DIRECTIONS:
Are you able to retype all the records below exactly?

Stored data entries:
%%

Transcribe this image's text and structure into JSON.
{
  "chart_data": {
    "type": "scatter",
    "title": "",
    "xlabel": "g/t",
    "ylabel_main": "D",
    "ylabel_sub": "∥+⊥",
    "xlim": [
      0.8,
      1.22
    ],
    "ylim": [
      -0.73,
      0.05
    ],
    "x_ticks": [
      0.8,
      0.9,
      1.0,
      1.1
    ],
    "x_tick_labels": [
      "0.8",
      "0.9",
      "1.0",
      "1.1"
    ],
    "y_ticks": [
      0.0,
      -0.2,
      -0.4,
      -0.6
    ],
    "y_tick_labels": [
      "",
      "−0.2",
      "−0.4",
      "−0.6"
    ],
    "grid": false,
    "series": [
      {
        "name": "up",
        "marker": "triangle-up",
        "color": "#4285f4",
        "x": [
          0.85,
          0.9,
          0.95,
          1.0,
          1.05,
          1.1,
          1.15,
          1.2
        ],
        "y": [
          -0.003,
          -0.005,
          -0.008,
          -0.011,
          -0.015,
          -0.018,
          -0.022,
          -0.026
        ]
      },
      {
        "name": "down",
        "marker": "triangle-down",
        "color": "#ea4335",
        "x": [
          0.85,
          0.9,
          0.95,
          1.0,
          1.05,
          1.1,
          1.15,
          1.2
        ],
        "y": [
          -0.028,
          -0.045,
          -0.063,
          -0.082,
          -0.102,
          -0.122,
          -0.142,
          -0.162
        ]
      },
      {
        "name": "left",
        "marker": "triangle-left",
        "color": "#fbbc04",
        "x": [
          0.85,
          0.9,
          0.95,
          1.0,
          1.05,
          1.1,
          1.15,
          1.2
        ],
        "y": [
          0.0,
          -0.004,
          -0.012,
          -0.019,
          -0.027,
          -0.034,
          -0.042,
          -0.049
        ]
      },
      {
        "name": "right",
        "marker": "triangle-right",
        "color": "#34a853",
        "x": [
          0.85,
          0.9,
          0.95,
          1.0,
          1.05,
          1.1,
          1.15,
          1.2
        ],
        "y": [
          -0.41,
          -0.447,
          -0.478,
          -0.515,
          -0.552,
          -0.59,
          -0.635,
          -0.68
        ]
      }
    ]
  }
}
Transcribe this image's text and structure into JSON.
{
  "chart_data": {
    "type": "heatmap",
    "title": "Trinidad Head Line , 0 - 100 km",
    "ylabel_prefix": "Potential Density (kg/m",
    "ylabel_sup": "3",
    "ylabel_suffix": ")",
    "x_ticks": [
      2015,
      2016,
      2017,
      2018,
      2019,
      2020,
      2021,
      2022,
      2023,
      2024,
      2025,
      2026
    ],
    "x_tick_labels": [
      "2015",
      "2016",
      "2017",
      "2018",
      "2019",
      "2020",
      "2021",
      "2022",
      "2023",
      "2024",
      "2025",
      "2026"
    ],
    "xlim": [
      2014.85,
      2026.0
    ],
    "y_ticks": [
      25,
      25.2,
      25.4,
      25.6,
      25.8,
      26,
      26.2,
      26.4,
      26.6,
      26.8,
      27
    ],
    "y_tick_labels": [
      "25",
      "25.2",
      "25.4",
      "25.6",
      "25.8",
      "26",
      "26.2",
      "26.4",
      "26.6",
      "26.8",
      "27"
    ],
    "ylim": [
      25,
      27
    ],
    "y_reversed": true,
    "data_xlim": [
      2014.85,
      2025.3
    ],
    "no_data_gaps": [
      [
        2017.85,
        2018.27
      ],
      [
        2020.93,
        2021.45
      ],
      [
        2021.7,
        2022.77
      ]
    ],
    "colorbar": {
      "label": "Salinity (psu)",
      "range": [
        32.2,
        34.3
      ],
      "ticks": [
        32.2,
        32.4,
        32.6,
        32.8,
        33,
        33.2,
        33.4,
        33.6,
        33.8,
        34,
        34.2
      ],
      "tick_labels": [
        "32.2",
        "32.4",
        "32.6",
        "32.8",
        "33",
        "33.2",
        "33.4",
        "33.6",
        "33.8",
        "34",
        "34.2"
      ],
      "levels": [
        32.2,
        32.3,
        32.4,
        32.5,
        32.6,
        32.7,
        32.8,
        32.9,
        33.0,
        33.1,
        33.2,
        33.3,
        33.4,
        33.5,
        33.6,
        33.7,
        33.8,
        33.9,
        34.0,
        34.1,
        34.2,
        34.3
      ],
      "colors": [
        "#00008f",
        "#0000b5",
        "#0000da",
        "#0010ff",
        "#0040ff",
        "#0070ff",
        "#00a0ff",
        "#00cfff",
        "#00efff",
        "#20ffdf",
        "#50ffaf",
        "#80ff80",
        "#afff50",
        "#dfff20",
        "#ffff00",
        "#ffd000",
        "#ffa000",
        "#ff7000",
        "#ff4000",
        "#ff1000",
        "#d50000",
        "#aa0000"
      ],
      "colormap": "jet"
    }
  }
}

%%

TASK SOLUTION:
Transcribe this image's text and structure into JSON.
{
  "chart_data": {
    "type": "scatter",
    "title": "",
    "xlabel": "g/t",
    "ylabel_main": "D",
    "ylabel_sub": "∥+⊥",
    "xlim": [
      0.8,
      1.22
    ],
    "ylim": [
      -0.73,
      0.05
    ],
    "x_ticks": [
      0.8,
      0.9,
      1.0,
      1.1
    ],
    "x_tick_labels": [
      "0.8",
      "0.9",
      "1.0",
      "1.1"
    ],
    "y_ticks": [
      0.0,
      -0.2,
      -0.4,
      -0.6
    ],
    "y_tick_labels": [
      "",
      "−0.2",
      "−0.4",
      "−0.6"
    ],
    "grid": false,
    "series": [
      {
        "name": "up",
        "marker": "triangle-up",
        "color": "#4285f4",
        "x": [
          0.85,
          0.9,
          0.95,
          1.0,
          1.05,
          1.1,
          1.15,
          1.2
        ],
        "y": [
          -0.003,
          -0.005,
          -0.008,
          -0.011,
          -0.015,
          -0.018,
          -0.022,
          -0.026
        ]
      },
      {
        "name": "down",
        "marker": "triangle-down",
        "color": "#ea4335",
        "x": [
          0.85,
          0.9,
          0.95,
          1.0,
          1.05,
          1.1,
          1.15,
          1.2
        ],
        "y": [
          -0.028,
          -0.045,
          -0.063,
          -0.082,
          -0.102,
          -0.122,
          -0.142,
          -0.162
        ]
      },
      {
        "name": "left",
        "marker": "triangle-left",
        "color": "#fbbc04",
        "x": [
          0.85,
          0.9,
          0.95,
          1.0,
          1.05,
          1.1,
          1.15,
          1.2
        ],
        "y": [
          0.0,
          -0.004,
          -0.012,
          -0.019,
          -0.027,
          -0.034,
          -0.042,
          -0.049
        ]
      },
      {
        "name": "right",
        "marker": "triangle-right",
        "color": "#34a853",
        "x": [
          0.85,
          0.9,
          0.95,
          1.0,
          1.05,
          1.1,
          1.15,
          1.2
        ],
        "y": [
          -0.41,
          -0.447,
          -0.478,
          -0.515,
          -0.552,
          -0.59,
          -0.635,
          -0.68
        ]
      }
    ]
  }
}
Transcribe this image's text and structure into JSON.
{
  "chart_data": {
    "type": "heatmap",
    "title": "Trinidad Head Line , 0 - 100 km",
    "ylabel_prefix": "Potential Density (kg/m",
    "ylabel_sup": "3",
    "ylabel_suffix": ")",
    "x_ticks": [
      2015,
      2016,
      2017,
      2018,
      2019,
      2020,
      2021,
      2022,
      2023,
      2024,
      2025,
      2026
    ],
    "x_tick_labels": [
      "2015",
      "2016",
      "2017",
      "2018",
      "2019",
      "2020",
      "2021",
      "2022",
      "2023",
      "2024",
      "2025",
      "2026"
    ],
    "xlim": [
      2014.85,
      2026.0
    ],
    "y_ticks": [
      25,
      25.2,
      25.4,
      25.6,
      25.8,
      26,
      26.2,
      26.4,
      26.6,
      26.8,
      27
    ],
    "y_tick_labels": [
      "25",
      "25.2",
      "25.4",
      "25.6",
      "25.8",
      "26",
      "26.2",
      "26.4",
      "26.6",
      "26.8",
      "27"
    ],
    "ylim": [
      25,
      27
    ],
    "y_reversed": true,
    "data_xlim": [
      2014.85,
      2025.3
    ],
    "no_data_gaps": [
      [
        2017.85,
        2018.27
      ],
      [
        2020.93,
        2021.45
      ],
      [
        2021.7,
        2022.77
      ]
    ],
    "colorbar": {
      "label": "Salinity (psu)",
      "range": [
        32.2,
        34.3
      ],
      "ticks": [
        32.2,
        32.4,
        32.6,
        32.8,
        33,
        33.2,
        33.4,
        33.6,
        33.8,
        34,
        34.2
      ],
      "tick_labels": [
        "32.2",
        "32.4",
        "32.6",
        "32.8",
        "33",
        "33.2",
        "33.4",
        "33.6",
        "33.8",
        "34",
        "34.2"
      ],
      "levels": [
        32.2,
        32.3,
        32.4,
        32.5,
        32.6,
        32.7,
        32.8,
        32.9,
        33.0,
        33.1,
        33.2,
        33.3,
        33.4,
        33.5,
        33.6,
        33.7,
        33.8,
        33.9,
        34.0,
        34.1,
        34.2,
        34.3
      ],
      "colors": [
        "#00008f",
        "#0000b5",
        "#0000da",
        "#0010ff",
        "#0040ff",
        "#0070ff",
        "#00a0ff",
        "#00cfff",
        "#00efff",
        "#20ffdf",
        "#50ffaf",
        "#80ff80",
        "#afff50",
        "#dfff20",
        "#ffff00",
        "#ffd000",
        "#ffa000",
        "#ff7000",
        "#ff4000",
        "#ff1000",
        "#d50000",
        "#aa0000"
      ],
      "colormap": "jet"
    }
  }
}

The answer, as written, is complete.